──────── ESTRATTO DEL DOCUMENTO ────────

Roma, Cisu, 2014, pp. 300, € 23,90.

Tra i molti studi sulla presenza italiana in Francia questa recente ricerca su Grenoble ha il merito di puntare l’attenzione su anni e problemi ancora poco approfonditi. Grazie alla sua provenienza disciplinare, la giovane antropologa ha svolto una ricerca sul campo sulla comunità italiana giunta nella città transalpina con gli ultimi flussi postbellici e sui più recenti protagonisti delle «nuove mobilità», seguendo così una delle piste più indicate ma tuttora meno seguite nell’attuale dibattito sulle migrazioni italiane. Fino a pochi anni fa, infatti, ancora ci si interrogava sulla possibilità di definire come migrazioni i nuovi movimenti all’estero degli italiani e su come affrontarli nel più ampio quadro della storica mobilità nazionale.

──────── RIGHE FORNITE ────────

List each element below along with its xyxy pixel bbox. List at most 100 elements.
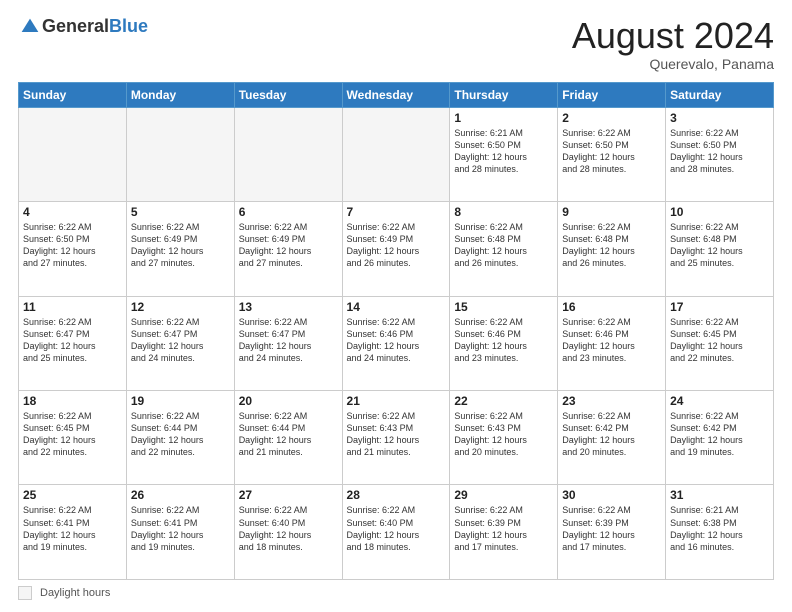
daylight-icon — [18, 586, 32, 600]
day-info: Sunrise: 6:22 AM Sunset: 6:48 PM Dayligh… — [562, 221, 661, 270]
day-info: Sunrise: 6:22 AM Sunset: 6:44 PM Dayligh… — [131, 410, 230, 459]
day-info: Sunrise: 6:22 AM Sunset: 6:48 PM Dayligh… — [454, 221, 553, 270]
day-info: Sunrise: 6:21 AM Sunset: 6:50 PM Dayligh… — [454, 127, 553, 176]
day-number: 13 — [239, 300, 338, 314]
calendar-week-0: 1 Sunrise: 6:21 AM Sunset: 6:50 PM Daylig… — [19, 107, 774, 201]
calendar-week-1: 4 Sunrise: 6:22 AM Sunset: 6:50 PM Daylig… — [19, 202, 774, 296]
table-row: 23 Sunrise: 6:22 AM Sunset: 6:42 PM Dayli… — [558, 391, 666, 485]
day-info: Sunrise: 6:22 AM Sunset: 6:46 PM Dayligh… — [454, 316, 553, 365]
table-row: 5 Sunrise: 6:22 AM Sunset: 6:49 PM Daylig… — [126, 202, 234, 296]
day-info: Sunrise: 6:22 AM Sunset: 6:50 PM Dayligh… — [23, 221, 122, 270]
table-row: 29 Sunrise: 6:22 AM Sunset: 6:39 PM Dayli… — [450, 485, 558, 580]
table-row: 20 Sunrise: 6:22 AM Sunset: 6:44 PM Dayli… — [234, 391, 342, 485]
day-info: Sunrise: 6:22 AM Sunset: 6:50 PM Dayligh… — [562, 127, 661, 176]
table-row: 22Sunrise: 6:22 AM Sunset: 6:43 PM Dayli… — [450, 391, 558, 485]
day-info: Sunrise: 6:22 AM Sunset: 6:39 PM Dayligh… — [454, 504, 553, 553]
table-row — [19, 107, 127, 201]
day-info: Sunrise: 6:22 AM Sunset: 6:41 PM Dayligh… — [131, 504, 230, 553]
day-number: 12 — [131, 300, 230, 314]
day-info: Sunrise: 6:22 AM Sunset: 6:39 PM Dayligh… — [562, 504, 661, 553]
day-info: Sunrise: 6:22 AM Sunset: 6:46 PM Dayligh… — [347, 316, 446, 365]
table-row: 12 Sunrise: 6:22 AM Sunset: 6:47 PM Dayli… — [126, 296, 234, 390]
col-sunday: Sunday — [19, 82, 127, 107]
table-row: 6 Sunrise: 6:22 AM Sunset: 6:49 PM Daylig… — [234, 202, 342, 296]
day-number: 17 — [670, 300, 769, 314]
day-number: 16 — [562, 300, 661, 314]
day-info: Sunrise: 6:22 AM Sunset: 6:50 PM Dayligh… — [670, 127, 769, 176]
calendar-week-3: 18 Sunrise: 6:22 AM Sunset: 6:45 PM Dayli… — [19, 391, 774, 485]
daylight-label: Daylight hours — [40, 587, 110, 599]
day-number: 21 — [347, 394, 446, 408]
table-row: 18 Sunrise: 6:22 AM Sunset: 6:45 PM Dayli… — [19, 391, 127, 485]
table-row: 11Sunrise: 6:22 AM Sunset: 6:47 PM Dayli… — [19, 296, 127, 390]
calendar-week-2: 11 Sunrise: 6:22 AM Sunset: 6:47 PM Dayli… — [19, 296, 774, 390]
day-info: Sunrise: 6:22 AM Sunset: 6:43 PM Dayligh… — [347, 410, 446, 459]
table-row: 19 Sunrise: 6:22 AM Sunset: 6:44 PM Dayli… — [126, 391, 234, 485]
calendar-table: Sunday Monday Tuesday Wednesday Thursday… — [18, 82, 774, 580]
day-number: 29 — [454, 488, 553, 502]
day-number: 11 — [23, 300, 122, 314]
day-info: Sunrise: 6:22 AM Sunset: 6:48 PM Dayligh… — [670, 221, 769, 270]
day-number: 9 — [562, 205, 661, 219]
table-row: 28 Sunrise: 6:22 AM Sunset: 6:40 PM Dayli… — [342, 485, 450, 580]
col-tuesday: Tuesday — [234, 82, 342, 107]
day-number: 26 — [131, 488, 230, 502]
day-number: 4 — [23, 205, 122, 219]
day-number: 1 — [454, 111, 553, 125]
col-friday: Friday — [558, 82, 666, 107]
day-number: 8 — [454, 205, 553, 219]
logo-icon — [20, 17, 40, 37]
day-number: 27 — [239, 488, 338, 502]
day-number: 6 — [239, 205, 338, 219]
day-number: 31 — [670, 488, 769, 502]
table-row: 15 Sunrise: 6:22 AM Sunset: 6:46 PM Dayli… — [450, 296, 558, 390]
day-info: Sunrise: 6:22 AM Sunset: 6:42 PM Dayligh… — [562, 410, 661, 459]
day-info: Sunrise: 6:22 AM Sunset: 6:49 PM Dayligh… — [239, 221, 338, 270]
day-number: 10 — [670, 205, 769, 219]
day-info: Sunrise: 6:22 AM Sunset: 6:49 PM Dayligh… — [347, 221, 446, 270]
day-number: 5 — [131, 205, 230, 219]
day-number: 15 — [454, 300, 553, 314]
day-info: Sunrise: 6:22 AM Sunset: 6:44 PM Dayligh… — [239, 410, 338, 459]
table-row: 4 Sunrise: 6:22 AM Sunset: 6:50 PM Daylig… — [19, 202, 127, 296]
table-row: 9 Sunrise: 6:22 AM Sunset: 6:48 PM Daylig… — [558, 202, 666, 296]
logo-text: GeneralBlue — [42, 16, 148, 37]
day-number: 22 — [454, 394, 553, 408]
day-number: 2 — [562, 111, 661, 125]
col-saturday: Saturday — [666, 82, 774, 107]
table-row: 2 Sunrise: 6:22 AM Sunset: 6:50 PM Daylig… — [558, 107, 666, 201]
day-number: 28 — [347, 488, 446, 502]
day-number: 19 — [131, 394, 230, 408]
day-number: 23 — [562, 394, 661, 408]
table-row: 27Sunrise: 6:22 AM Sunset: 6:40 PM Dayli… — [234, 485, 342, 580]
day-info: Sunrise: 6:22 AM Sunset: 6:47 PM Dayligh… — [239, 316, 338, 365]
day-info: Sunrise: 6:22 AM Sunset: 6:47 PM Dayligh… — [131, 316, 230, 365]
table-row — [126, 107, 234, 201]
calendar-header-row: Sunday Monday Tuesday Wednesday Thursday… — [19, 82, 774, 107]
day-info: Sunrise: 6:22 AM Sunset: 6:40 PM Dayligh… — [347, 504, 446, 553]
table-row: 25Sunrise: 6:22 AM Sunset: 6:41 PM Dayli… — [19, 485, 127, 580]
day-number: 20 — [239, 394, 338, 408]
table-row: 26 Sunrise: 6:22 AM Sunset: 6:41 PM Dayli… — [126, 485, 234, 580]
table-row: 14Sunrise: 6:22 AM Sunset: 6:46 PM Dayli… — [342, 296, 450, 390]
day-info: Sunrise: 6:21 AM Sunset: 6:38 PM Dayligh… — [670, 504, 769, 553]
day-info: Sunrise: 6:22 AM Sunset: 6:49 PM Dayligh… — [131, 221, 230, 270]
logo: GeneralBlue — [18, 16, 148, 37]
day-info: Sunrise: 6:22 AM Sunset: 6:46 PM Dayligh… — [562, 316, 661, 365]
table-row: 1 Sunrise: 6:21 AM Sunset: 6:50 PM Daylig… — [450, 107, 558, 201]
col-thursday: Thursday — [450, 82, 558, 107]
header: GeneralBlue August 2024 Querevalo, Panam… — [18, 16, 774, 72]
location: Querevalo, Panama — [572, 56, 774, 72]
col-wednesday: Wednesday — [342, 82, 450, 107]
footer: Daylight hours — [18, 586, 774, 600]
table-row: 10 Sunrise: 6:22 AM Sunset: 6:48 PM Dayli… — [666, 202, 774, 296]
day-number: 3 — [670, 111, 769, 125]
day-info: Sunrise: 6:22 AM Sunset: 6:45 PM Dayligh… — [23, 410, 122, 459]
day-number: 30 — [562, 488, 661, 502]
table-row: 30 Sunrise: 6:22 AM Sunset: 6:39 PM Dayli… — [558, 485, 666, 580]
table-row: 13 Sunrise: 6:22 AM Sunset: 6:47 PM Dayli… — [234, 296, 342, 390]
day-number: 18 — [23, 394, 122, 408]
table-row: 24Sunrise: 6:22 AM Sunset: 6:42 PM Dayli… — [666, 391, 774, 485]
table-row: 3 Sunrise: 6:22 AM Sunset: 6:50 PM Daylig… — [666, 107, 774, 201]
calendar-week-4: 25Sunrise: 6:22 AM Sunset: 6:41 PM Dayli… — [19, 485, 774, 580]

────────
──────── RIGHE FORNITE ────────

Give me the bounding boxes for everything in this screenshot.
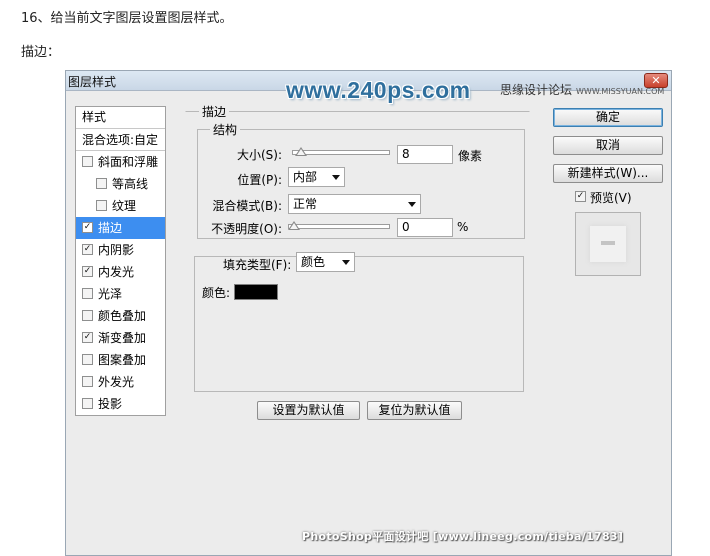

────────

CONSEGNE:
A – Rispondi a queste domande sull'estratto:
(i) Qual è il prezzo del volume?
(ii) In quale città francese si concentra la ricerca?
(iii) Quale disciplina ha la giovane autrice della ricerca?
B – Trasforma in un elenco numerato le righe fornite, partendo dalla riga che contiene "List each element" e arrivando fino alla riga che contiene "table-row: 20 Sunrise: 6:22". Tralascia le righe vuote e lascia fuori le immagini.
Le righe fornite non hanno alcun legame con l'estratto.

RISPOSTE:
A –
(i) € 23,90.
(ii) Grenoble.
(iii) L'antropologia.

B –
1. List each element below along with its xyxy pixel bbox. List at most 100 elements.
2. daylight-icon — [18, 586, 32, 600]
3. day-info: Sunrise: 6:22 AM Sunset: 6:48 PM Dayligh… — [562, 221, 661, 270]
4. day-info: Sunrise: 6:22 AM Sunset: 6:44 PM Dayligh… — [131, 410, 230, 459]
5. day-info: Sunrise: 6:22 AM Sunset: 6:48 PM Dayligh… — [454, 221, 553, 270]
6. day-info: Sunrise: 6:21 AM Sunset: 6:50 PM Dayligh… — [454, 127, 553, 176]
7. day-number: 13 — [239, 300, 338, 314]
8. calendar-week-0: 1 Sunrise: 6:21 AM Sunset: 6:50 PM Daylig… — [19, 107, 774, 201]
9. calendar-week-1: 4 Sunrise: 6:22 AM Sunset: 6:50 PM Daylig… — [19, 202, 774, 296]
10. table-row: 23 Sunrise: 6:22 AM Sunset: 6:42 PM Dayli… — [558, 391, 666, 485]
11. day-info: Sunrise: 6:22 AM Sunset: 6:46 PM Dayligh… — [454, 316, 553, 365]
12. table-row: 5 Sunrise: 6:22 AM Sunset: 6:49 PM Daylig… — [126, 202, 234, 296]
13. day-info: Sunrise: 6:22 AM Sunset: 6:50 PM Dayligh… — [23, 221, 122, 270]
14. table-row: 29 Sunrise: 6:22 AM Sunset: 6:39 PM Dayli… — [450, 485, 558, 580]
15. table-row: 20 Sunrise: 6:22 AM Sunset: 6:44 PM Dayli… — [234, 391, 342, 485]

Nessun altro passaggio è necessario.